Information given:
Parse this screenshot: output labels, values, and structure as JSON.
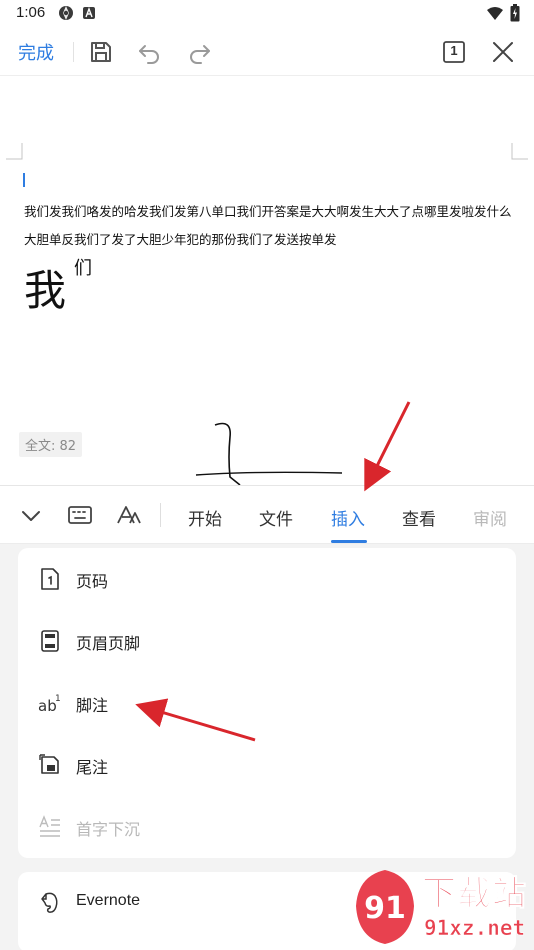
{
  "status_bar": {
    "time": "1:06",
    "left_icons": [
      "aperture-icon",
      "notification-a-icon"
    ],
    "right_icons": [
      "wifi-icon",
      "battery-icon"
    ]
  },
  "toolbar": {
    "done_label": "完成",
    "icons": [
      "save-icon",
      "undo-icon",
      "redo-icon",
      "page-count-icon",
      "close-icon"
    ],
    "page_indicator": "1",
    "accent_color": "#2f7de1"
  },
  "document": {
    "lines": [
      "我们发我们咯发的哈发我们发第八单口我们开答案是大大啊发生大大了点哪里发啦发什么",
      "大胆单反我们了发了大胆少年犯的那份我们了发送按单发"
    ],
    "big_char": "我",
    "superscript_char": "们",
    "word_count": "全文: 82"
  },
  "panel": {
    "left_icons": [
      "collapse-chevron-icon",
      "keyboard-icon",
      "font-style-icon"
    ],
    "tabs": [
      {
        "label": "开始",
        "state": "normal"
      },
      {
        "label": "文件",
        "state": "normal"
      },
      {
        "label": "插入",
        "state": "active"
      },
      {
        "label": "查看",
        "state": "normal"
      },
      {
        "label": "审阅",
        "state": "faded"
      }
    ],
    "insert_items": [
      {
        "label": "页码",
        "icon": "page-number-icon",
        "enabled": true
      },
      {
        "label": "页眉页脚",
        "icon": "header-footer-icon",
        "enabled": true
      },
      {
        "label": "脚注",
        "icon": "footnote-icon",
        "enabled": true
      },
      {
        "label": "尾注",
        "icon": "endnote-icon",
        "enabled": true
      },
      {
        "label": "首字下沉",
        "icon": "drop-cap-icon",
        "enabled": false
      }
    ],
    "evernote_label": "Evernote"
  },
  "watermark": {
    "brand_text": "下载站",
    "url_text": "91xz.net",
    "logo_text": "91"
  },
  "colors": {
    "accent": "#2f7de1",
    "annotation_arrow": "#d9262c",
    "panel_bg": "#f3f3f3"
  }
}
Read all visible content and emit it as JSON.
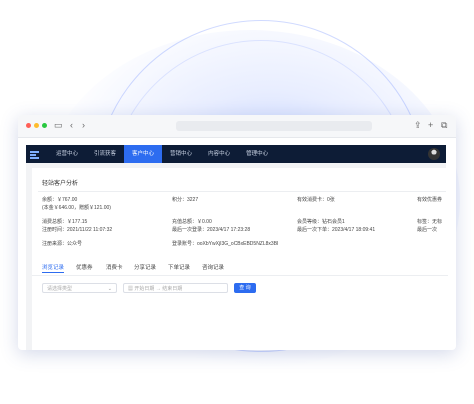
{
  "nav": {
    "items": [
      "运营中心",
      "引流获客",
      "客户中心",
      "营销中心",
      "内容中心",
      "管理中心"
    ],
    "active_index": 2
  },
  "section": {
    "title": "轻站客户分析"
  },
  "info": {
    "balance": "余额：￥767.00",
    "balance_detail": "(本金￥646.00，赠额￥121.00)",
    "points": "积分：3227",
    "valid_cards": "有效消费卡：0张",
    "valid_coupons": "有效优惠券",
    "total_spend": "消费总额：￥177.15",
    "recharge_total": "充值总额：￥0.00",
    "member_level": "会员等级：钻石会员1",
    "tag": "标签：无标",
    "register_time": "注册时间：2021/11/22 11:07:32",
    "last_login": "最后一次登录：2023/4/17 17:23:28",
    "last_order": "最后一次下单：2023/4/17 18:09:41",
    "last_time": "最后一次",
    "source": "注册来源：公众号",
    "login_account": "登录账号：ooXbYwXjI3G_oCBxEBD5NZL8x3BI"
  },
  "tabs": [
    "浏览记录",
    "优惠券",
    "消费卡",
    "分享记录",
    "下单记录",
    "咨询记录"
  ],
  "filters": {
    "type_placeholder": "请选择类型",
    "start_date": "开始日期",
    "end_date": "结束日期",
    "search_label": "查 询"
  },
  "colors": {
    "nav_bg": "#0d1c36",
    "accent": "#2d6cf0",
    "warning": "#e0463c"
  }
}
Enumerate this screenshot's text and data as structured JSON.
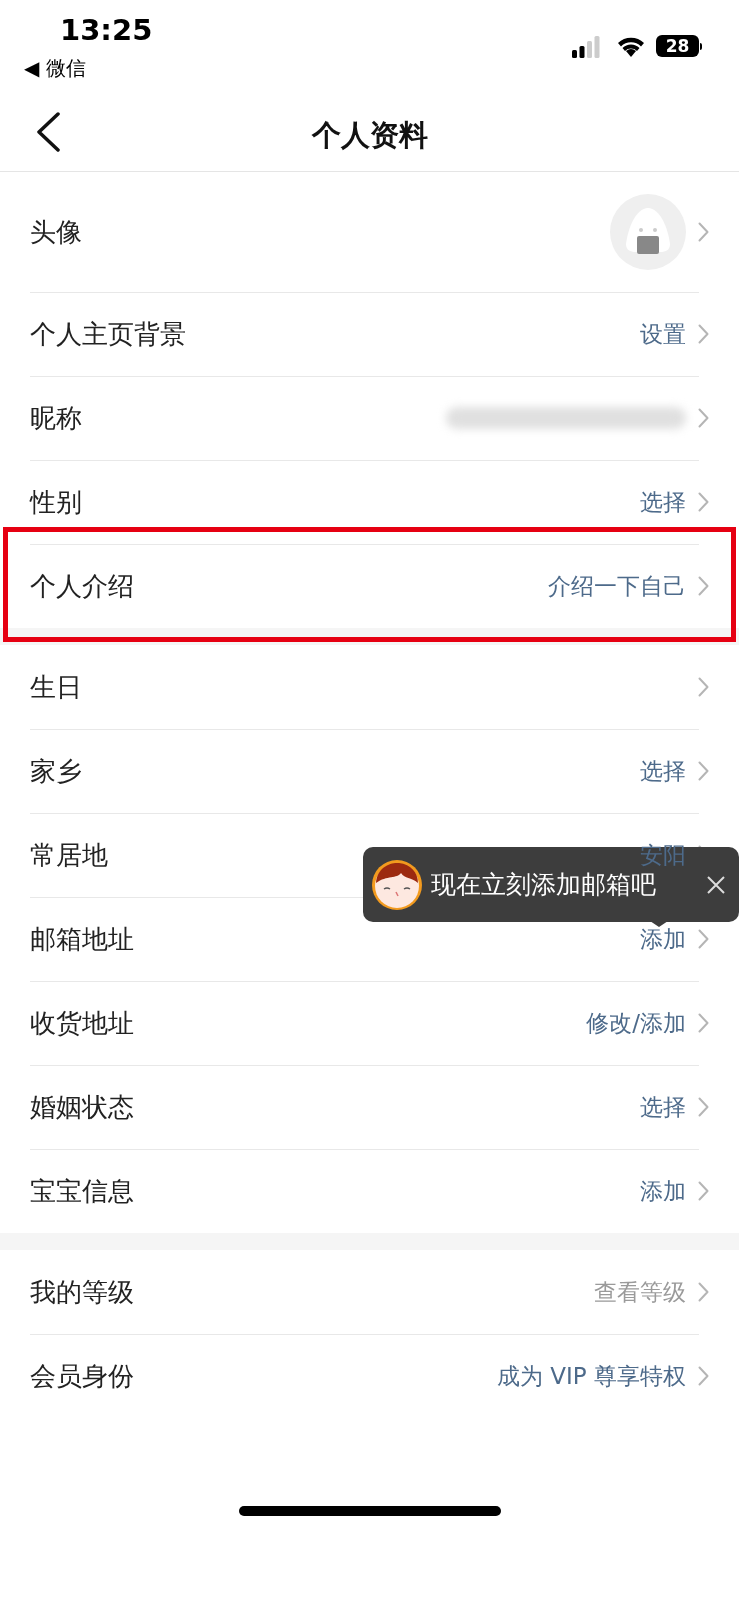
{
  "status_bar": {
    "time": "13:25",
    "back_app": "◀ 微信",
    "battery": "28"
  },
  "header": {
    "title": "个人资料"
  },
  "sections": [
    {
      "rows": [
        {
          "label": "头像",
          "kind": "avatar",
          "highlighted": false
        },
        {
          "label": "个人主页背景",
          "kind": "text",
          "value": "设置",
          "muted": false,
          "highlighted": false
        },
        {
          "label": "昵称",
          "kind": "blurred",
          "highlighted": false
        },
        {
          "label": "性别",
          "kind": "text",
          "value": "选择",
          "muted": false,
          "highlighted": false
        },
        {
          "label": "个人介绍",
          "kind": "text",
          "value": "介绍一下自己",
          "muted": false,
          "highlighted": true
        }
      ]
    },
    {
      "rows": [
        {
          "label": "生日",
          "kind": "none",
          "highlighted": false
        },
        {
          "label": "家乡",
          "kind": "text",
          "value": "选择",
          "muted": false,
          "highlighted": false
        },
        {
          "label": "常居地",
          "kind": "text",
          "value": "安阳",
          "muted": false,
          "highlighted": false
        },
        {
          "label": "邮箱地址",
          "kind": "text",
          "value": "添加",
          "muted": false,
          "highlighted": false
        },
        {
          "label": "收货地址",
          "kind": "text",
          "value": "修改/添加",
          "muted": false,
          "highlighted": false
        },
        {
          "label": "婚姻状态",
          "kind": "text",
          "value": "选择",
          "muted": false,
          "highlighted": false
        },
        {
          "label": "宝宝信息",
          "kind": "text",
          "value": "添加",
          "muted": false,
          "highlighted": false
        }
      ]
    },
    {
      "rows": [
        {
          "label": "我的等级",
          "kind": "text",
          "value": "查看等级",
          "muted": true,
          "highlighted": false
        },
        {
          "label": "会员身份",
          "kind": "text",
          "value": "成为 VIP 尊享特权",
          "muted": false,
          "highlighted": false
        }
      ]
    }
  ],
  "tooltip": {
    "text": "现在立刻添加邮箱吧"
  }
}
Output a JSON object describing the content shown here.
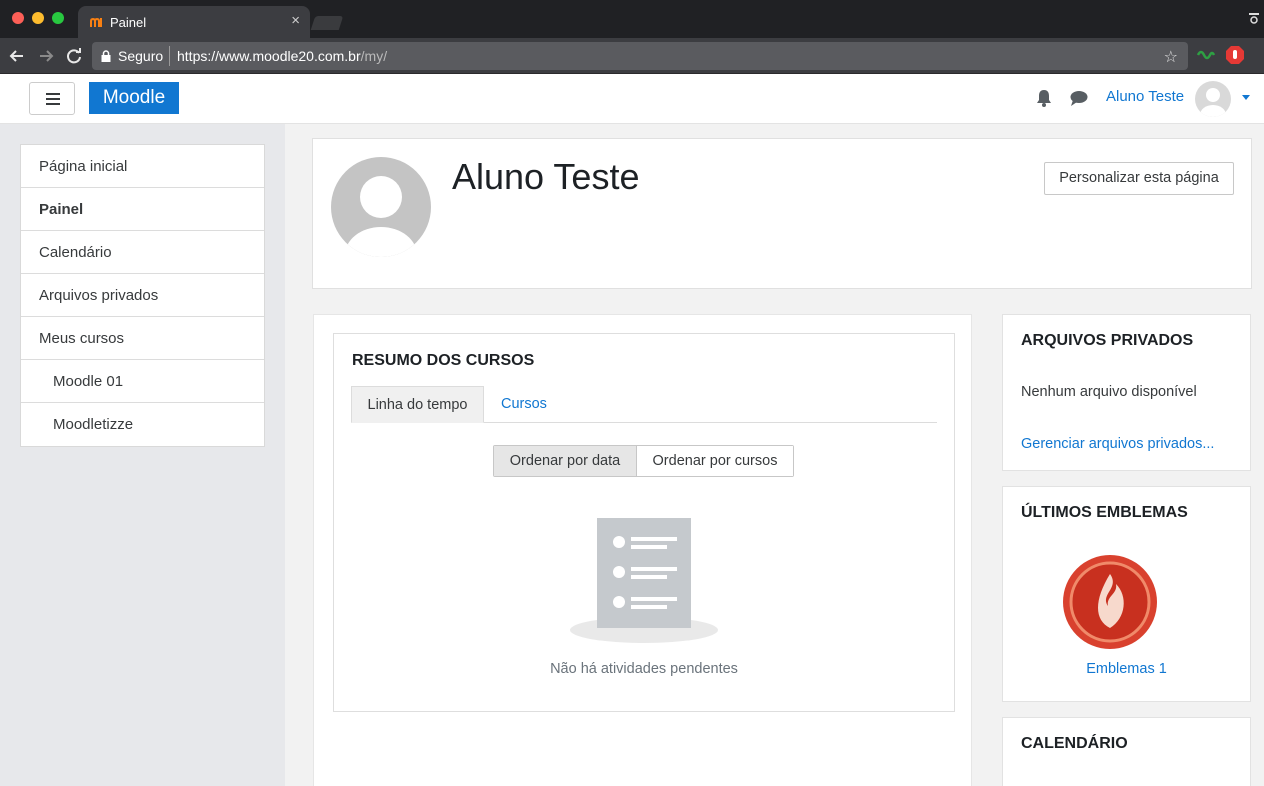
{
  "browser": {
    "tab_title": "Painel",
    "tab_close": "×",
    "secure_label": "Seguro",
    "url_main": "https://www.moodle20.com.br",
    "url_path": "/my/"
  },
  "navbar": {
    "brand": "Moodle",
    "user_name": "Aluno Teste"
  },
  "drawer": {
    "items": [
      {
        "label": "Página inicial"
      },
      {
        "label": "Painel"
      },
      {
        "label": "Calendário"
      },
      {
        "label": "Arquivos privados"
      },
      {
        "label": "Meus cursos"
      },
      {
        "label": "Moodle 01"
      },
      {
        "label": "Moodletizze"
      }
    ]
  },
  "header": {
    "title": "Aluno Teste",
    "customize_label": "Personalizar esta página"
  },
  "course_overview": {
    "title": "RESUMO DOS CURSOS",
    "tabs": [
      {
        "label": "Linha do tempo"
      },
      {
        "label": "Cursos"
      }
    ],
    "sort": [
      {
        "label": "Ordenar por data"
      },
      {
        "label": "Ordenar por cursos"
      }
    ],
    "empty_text": "Não há atividades pendentes"
  },
  "private_files": {
    "title": "ARQUIVOS PRIVADOS",
    "text": "Nenhum arquivo disponível",
    "link": "Gerenciar arquivos privados..."
  },
  "badges": {
    "title": "ÚLTIMOS EMBLEMAS",
    "badge_name": "Emblemas 1"
  },
  "calendar": {
    "title": "CALENDÁRIO"
  },
  "colors": {
    "brand": "#1177d1",
    "badge_red": "#d9412e"
  }
}
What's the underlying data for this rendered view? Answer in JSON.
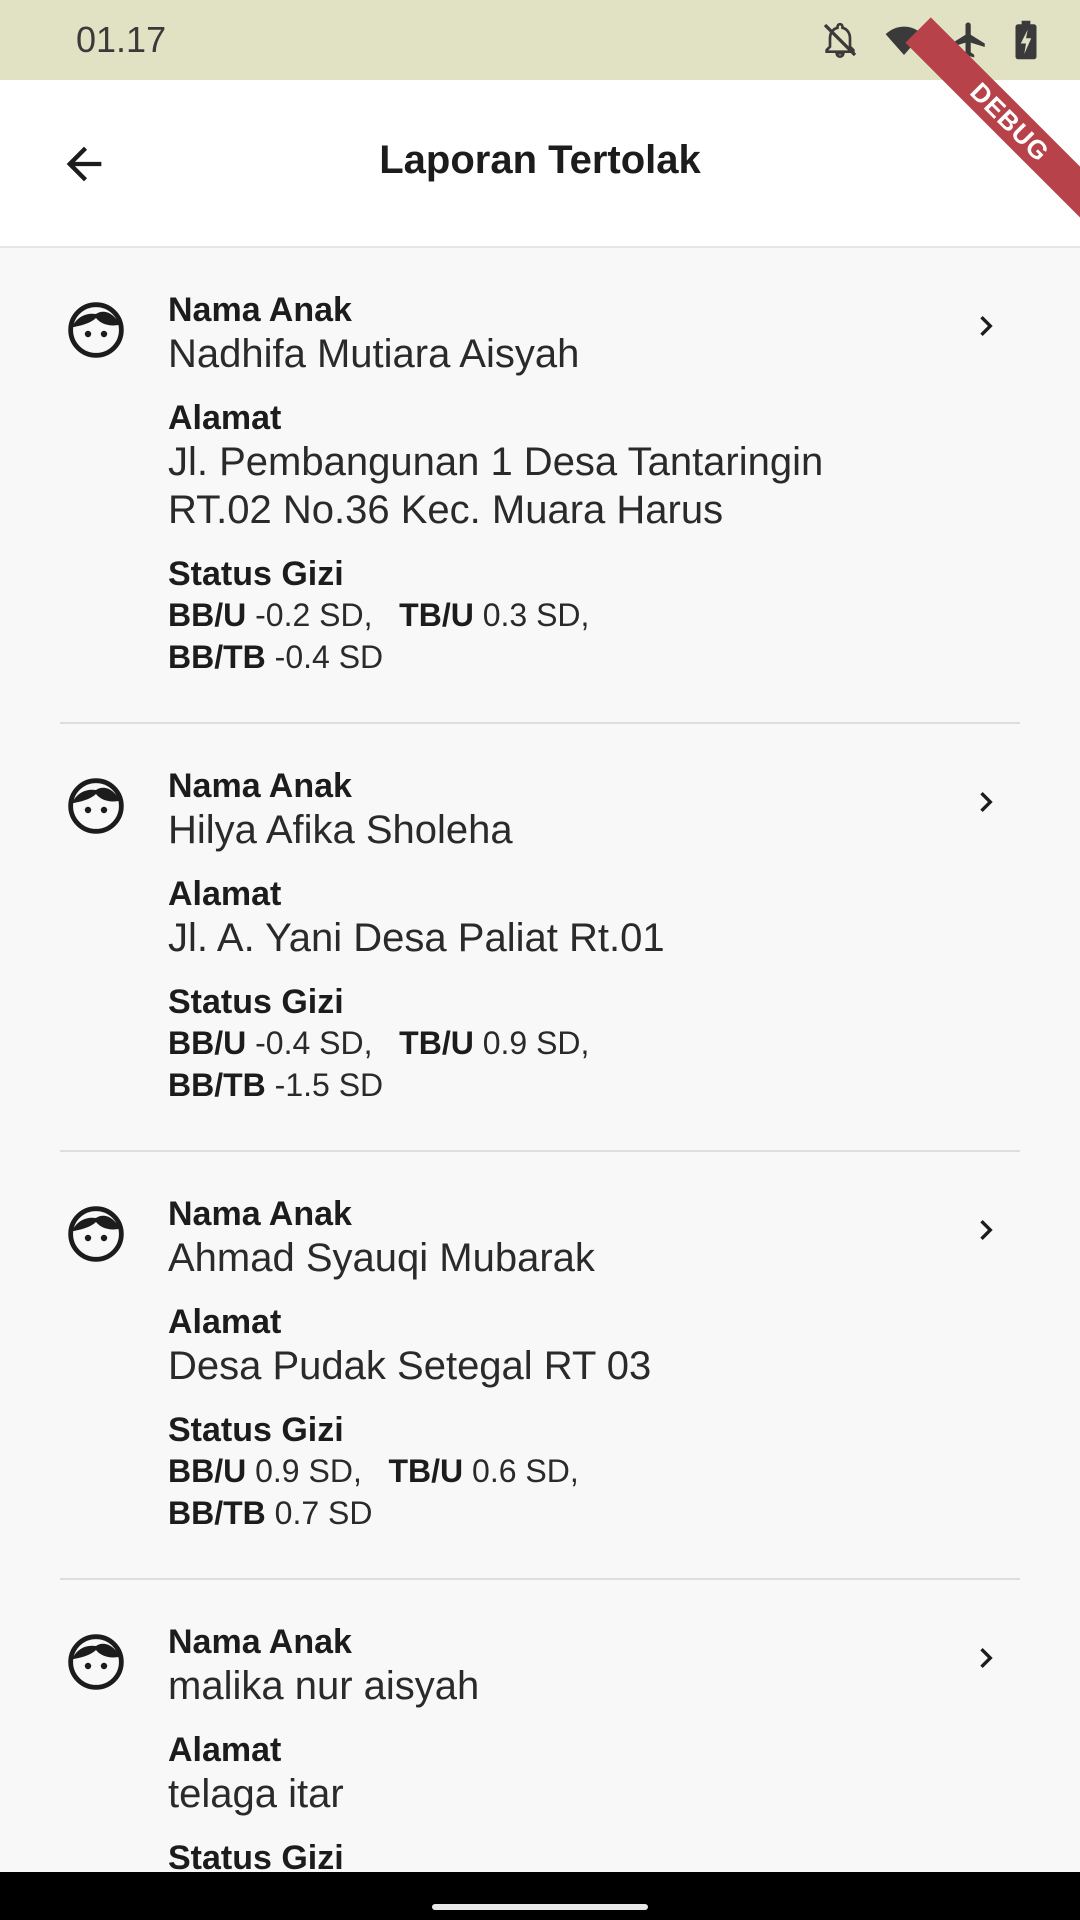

What is being asked:
Each entry above is to be written out again unchanged, apart from the pictures, which are left out.

The result:
Parse this screenshot: output labels, values, and structure as JSON.
{
  "status_bar": {
    "time": "1:06",
    "left_icons": [
      "aperture-icon",
      "notification-a-icon"
    ],
    "right_icons": [
      "wifi-icon",
      "battery-icon"
    ]
  },
  "toolbar": {
    "done_label": "完成",
    "icons": [
      "save-icon",
      "undo-icon",
      "redo-icon",
      "page-count-icon",
      "close-icon"
    ],
    "page_indicator": "1",
    "accent_color": "#2f7de1"
  },
  "document": {
    "lines": [
      "我们发我们咯发的哈发我们发第八单口我们开答案是大大啊发生大大了点哪里发啦发什么",
      "大胆单反我们了发了大胆少年犯的那份我们了发送按单发"
    ],
    "big_char": "我",
    "superscript_char": "们",
    "word_count": "全文: 82"
  },
  "panel": {
    "left_icons": [
      "collapse-chevron-icon",
      "keyboard-icon",
      "font-style-icon"
    ],
    "tabs": [
      {
        "label": "开始",
        "state": "normal"
      },
      {
        "label": "文件",
        "state": "normal"
      },
      {
        "label": "插入",
        "state": "active"
      },
      {
        "label": "查看",
        "state": "normal"
      },
      {
        "label": "审阅",
        "state": "faded"
      }
    ],
    "insert_items": [
      {
        "label": "页码",
        "icon": "page-number-icon",
        "enabled": true
      },
      {
        "label": "页眉页脚",
        "icon": "header-footer-icon",
        "enabled": true
      },
      {
        "label": "脚注",
        "icon": "footnote-icon",
        "enabled": true
      },
      {
        "label": "尾注",
        "icon": "endnote-icon",
        "enabled": true
      },
      {
        "label": "首字下沉",
        "icon": "drop-cap-icon",
        "enabled": false
      }
    ],
    "evernote_label": "Evernote"
  },
  "watermark": {
    "brand_text": "下载站",
    "url_text": "91xz.net",
    "logo_text": "91"
  },
  "colors": {
    "accent": "#2f7de1",
    "annotation_arrow": "#d9262c",
    "panel_bg": "#f3f3f3"
  }
}
Read all visible content and emit it as JSON.
{
  "nav": {
    "items": [
      "运营中心",
      "引流获客",
      "客户中心",
      "营销中心",
      "内容中心",
      "管理中心"
    ],
    "active_index": 2
  },
  "section": {
    "title": "轻站客户分析"
  },
  "info": {
    "balance": "余额：￥767.00",
    "balance_detail": "(本金￥646.00，赠额￥121.00)",
    "points": "积分：3227",
    "valid_cards": "有效消费卡：0张",
    "valid_coupons": "有效优惠券",
    "total_spend": "消费总额：￥177.15",
    "recharge_total": "充值总额：￥0.00",
    "member_level": "会员等级：钻石会员1",
    "tag": "标签：无标",
    "register_time": "注册时间：2021/11/22 11:07:32",
    "last_login": "最后一次登录：2023/4/17 17:23:28",
    "last_order": "最后一次下单：2023/4/17 18:09:41",
    "last_time": "最后一次",
    "source": "注册来源：公众号",
    "login_account": "登录账号：ooXbYwXjI3G_oCBxEBD5NZL8x3BI"
  },
  "tabs": [
    "浏览记录",
    "优惠券",
    "消费卡",
    "分享记录",
    "下单记录",
    "咨询记录"
  ],
  "filters": {
    "type_placeholder": "请选择类型",
    "start_date": "开始日期",
    "end_date": "结束日期",
    "search_label": "查 询"
  },
  "colors": {
    "nav_bg": "#0d1c36",
    "accent": "#2d6cf0",
    "warning": "#e0463c"
  }
}
Enumerate this screenshot's text and data as structured JSON.
{
  "status_bar": {
    "time": "13:25",
    "back_app": "◀ 微信",
    "battery": "28"
  },
  "header": {
    "title": "个人资料"
  },
  "sections": [
    {
      "rows": [
        {
          "label": "头像",
          "kind": "avatar",
          "highlighted": false
        },
        {
          "label": "个人主页背景",
          "kind": "text",
          "value": "设置",
          "muted": false,
          "highlighted": false
        },
        {
          "label": "昵称",
          "kind": "blurred",
          "highlighted": false
        },
        {
          "label": "性别",
          "kind": "text",
          "value": "选择",
          "muted": false,
          "highlighted": false
        },
        {
          "label": "个人介绍",
          "kind": "text",
          "value": "介绍一下自己",
          "muted": false,
          "highlighted": true
        }
      ]
    },
    {
      "rows": [
        {
          "label": "生日",
          "kind": "none",
          "highlighted": false
        },
        {
          "label": "家乡",
          "kind": "text",
          "value": "选择",
          "muted": false,
          "highlighted": false
        },
        {
          "label": "常居地",
          "kind": "text",
          "value": "安阳",
          "muted": false,
          "highlighted": false
        },
        {
          "label": "邮箱地址",
          "kind": "text",
          "value": "添加",
          "muted": false,
          "highlighted": false
        },
        {
          "label": "收货地址",
          "kind": "text",
          "value": "修改/添加",
          "muted": false,
          "highlighted": false
        },
        {
          "label": "婚姻状态",
          "kind": "text",
          "value": "选择",
          "muted": false,
          "highlighted": false
        },
        {
          "label": "宝宝信息",
          "kind": "text",
          "value": "添加",
          "muted": false,
          "highlighted": false
        }
      ]
    },
    {
      "rows": [
        {
          "label": "我的等级",
          "kind": "text",
          "value": "查看等级",
          "muted": true,
          "highlighted": false
        },
        {
          "label": "会员身份",
          "kind": "text",
          "value": "成为 VIP 尊享特权",
          "muted": false,
          "highlighted": false
        }
      ]
    }
  ],
  "tooltip": {
    "text": "现在立刻添加邮箱吧"
  }
}
Output a JSON object describing the content shown here.
{
  "browser": {
    "tab_title": "Painel",
    "tab_close": "×",
    "secure_label": "Seguro",
    "url_main": "https://www.moodle20.com.br",
    "url_path": "/my/"
  },
  "navbar": {
    "brand": "Moodle",
    "user_name": "Aluno Teste"
  },
  "drawer": {
    "items": [
      {
        "label": "Página inicial"
      },
      {
        "label": "Painel"
      },
      {
        "label": "Calendário"
      },
      {
        "label": "Arquivos privados"
      },
      {
        "label": "Meus cursos"
      },
      {
        "label": "Moodle 01"
      },
      {
        "label": "Moodletizze"
      }
    ]
  },
  "header": {
    "title": "Aluno Teste",
    "customize_label": "Personalizar esta página"
  },
  "course_overview": {
    "title": "RESUMO DOS CURSOS",
    "tabs": [
      {
        "label": "Linha do tempo"
      },
      {
        "label": "Cursos"
      }
    ],
    "sort": [
      {
        "label": "Ordenar por data"
      },
      {
        "label": "Ordenar por cursos"
      }
    ],
    "empty_text": "Não há atividades pendentes"
  },
  "private_files": {
    "title": "ARQUIVOS PRIVADOS",
    "text": "Nenhum arquivo disponível",
    "link": "Gerenciar arquivos privados..."
  },
  "badges": {
    "title": "ÚLTIMOS EMBLEMAS",
    "badge_name": "Emblemas 1"
  },
  "calendar": {
    "title": "CALENDÁRIO"
  },
  "colors": {
    "brand": "#1177d1",
    "badge_red": "#d9412e"
  }
}
What's the underlying data for this rendered view? Answer in JSON.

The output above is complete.